For the entries that follow, tally the lines holding the string "JSON". Give the total and nothing else.

— Begin —

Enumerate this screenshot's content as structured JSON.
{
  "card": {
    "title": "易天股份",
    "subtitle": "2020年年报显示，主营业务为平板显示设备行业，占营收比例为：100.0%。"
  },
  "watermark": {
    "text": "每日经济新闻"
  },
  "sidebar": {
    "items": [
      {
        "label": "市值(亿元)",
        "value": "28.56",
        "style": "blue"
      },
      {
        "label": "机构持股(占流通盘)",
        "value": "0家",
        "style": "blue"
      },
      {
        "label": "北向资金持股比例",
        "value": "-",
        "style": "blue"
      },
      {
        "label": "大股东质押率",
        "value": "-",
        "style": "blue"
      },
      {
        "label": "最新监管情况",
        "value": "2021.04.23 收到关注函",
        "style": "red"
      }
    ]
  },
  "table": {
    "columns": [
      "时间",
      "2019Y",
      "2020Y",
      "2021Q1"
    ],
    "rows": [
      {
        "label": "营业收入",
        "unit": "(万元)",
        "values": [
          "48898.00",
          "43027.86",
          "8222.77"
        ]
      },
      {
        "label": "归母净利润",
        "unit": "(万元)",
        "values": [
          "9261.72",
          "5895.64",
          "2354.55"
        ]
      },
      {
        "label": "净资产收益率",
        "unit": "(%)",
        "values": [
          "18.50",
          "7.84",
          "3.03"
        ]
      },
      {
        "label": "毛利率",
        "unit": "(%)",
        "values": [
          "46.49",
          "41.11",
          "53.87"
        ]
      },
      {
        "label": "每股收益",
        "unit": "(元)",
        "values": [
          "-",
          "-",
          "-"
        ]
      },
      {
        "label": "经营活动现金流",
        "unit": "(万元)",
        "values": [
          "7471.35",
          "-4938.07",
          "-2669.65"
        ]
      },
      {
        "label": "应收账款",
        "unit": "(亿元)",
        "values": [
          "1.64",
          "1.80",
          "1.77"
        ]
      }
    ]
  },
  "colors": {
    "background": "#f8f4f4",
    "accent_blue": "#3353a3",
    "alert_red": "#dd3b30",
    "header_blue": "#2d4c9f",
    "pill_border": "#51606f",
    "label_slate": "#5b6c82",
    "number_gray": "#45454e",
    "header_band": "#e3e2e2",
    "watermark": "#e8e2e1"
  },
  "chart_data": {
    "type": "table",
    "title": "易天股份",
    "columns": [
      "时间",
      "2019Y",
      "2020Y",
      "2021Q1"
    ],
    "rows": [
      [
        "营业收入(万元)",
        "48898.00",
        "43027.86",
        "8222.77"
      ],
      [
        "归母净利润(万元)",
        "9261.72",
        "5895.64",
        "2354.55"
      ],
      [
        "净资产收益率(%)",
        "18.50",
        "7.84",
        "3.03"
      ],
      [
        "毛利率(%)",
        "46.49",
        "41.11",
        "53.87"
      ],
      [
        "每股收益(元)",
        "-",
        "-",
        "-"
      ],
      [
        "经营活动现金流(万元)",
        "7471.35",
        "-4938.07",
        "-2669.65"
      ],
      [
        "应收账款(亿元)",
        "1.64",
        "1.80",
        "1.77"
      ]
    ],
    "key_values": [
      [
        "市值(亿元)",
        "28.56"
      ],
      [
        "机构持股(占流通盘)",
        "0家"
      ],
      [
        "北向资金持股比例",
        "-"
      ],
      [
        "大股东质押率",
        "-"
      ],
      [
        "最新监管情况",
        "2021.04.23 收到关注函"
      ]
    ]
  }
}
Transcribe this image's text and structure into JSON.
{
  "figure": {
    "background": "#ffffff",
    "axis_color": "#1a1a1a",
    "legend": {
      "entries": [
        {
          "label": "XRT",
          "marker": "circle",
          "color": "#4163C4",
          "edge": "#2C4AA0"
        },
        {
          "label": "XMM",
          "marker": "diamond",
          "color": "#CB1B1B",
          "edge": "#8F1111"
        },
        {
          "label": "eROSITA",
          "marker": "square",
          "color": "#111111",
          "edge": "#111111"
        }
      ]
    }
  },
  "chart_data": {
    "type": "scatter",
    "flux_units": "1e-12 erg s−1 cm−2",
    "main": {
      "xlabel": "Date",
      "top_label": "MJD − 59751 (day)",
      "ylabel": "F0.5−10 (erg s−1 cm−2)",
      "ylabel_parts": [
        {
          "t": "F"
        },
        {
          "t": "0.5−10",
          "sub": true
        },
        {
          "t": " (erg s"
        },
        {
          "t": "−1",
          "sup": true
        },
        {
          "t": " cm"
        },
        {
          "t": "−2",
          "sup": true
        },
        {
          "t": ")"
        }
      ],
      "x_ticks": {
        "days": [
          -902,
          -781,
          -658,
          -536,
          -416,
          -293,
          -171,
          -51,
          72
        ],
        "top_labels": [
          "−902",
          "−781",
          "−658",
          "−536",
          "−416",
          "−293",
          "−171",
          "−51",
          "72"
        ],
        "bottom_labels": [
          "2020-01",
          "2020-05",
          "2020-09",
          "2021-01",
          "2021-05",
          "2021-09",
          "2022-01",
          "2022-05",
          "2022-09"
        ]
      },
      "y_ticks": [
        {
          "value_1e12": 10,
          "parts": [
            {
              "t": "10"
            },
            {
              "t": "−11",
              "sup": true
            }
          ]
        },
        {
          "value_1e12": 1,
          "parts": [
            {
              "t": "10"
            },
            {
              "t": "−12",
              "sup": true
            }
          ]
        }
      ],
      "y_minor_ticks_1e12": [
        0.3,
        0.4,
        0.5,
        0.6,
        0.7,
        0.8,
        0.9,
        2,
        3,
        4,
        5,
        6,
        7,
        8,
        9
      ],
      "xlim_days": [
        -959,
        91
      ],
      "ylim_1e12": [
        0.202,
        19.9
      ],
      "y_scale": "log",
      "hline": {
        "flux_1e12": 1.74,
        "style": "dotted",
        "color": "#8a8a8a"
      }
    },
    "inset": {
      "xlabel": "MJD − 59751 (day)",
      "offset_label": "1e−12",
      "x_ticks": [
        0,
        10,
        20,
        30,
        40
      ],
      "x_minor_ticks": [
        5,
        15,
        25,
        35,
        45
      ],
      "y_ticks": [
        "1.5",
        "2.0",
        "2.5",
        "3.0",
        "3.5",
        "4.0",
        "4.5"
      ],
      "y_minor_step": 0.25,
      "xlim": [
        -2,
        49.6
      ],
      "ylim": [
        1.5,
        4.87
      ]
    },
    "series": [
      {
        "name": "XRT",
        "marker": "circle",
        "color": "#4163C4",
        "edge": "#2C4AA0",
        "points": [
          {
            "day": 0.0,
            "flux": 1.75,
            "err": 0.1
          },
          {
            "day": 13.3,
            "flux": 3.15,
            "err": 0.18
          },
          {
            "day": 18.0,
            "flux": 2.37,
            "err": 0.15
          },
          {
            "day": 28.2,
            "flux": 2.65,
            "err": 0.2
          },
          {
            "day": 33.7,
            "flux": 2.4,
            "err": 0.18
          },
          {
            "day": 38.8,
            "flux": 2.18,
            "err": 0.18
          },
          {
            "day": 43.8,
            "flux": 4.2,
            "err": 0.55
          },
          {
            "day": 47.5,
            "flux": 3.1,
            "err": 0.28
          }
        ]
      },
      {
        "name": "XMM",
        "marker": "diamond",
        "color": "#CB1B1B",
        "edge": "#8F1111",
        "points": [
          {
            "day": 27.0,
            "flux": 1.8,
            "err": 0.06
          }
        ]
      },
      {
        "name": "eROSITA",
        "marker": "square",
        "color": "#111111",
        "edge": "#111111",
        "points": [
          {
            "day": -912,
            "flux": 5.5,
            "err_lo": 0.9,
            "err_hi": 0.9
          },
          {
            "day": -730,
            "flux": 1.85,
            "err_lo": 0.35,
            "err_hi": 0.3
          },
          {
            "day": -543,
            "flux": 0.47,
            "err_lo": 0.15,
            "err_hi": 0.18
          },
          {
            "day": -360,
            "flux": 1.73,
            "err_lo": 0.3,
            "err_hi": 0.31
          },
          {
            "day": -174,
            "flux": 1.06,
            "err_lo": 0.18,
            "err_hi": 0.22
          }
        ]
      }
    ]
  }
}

— End —

• **Correct response**
2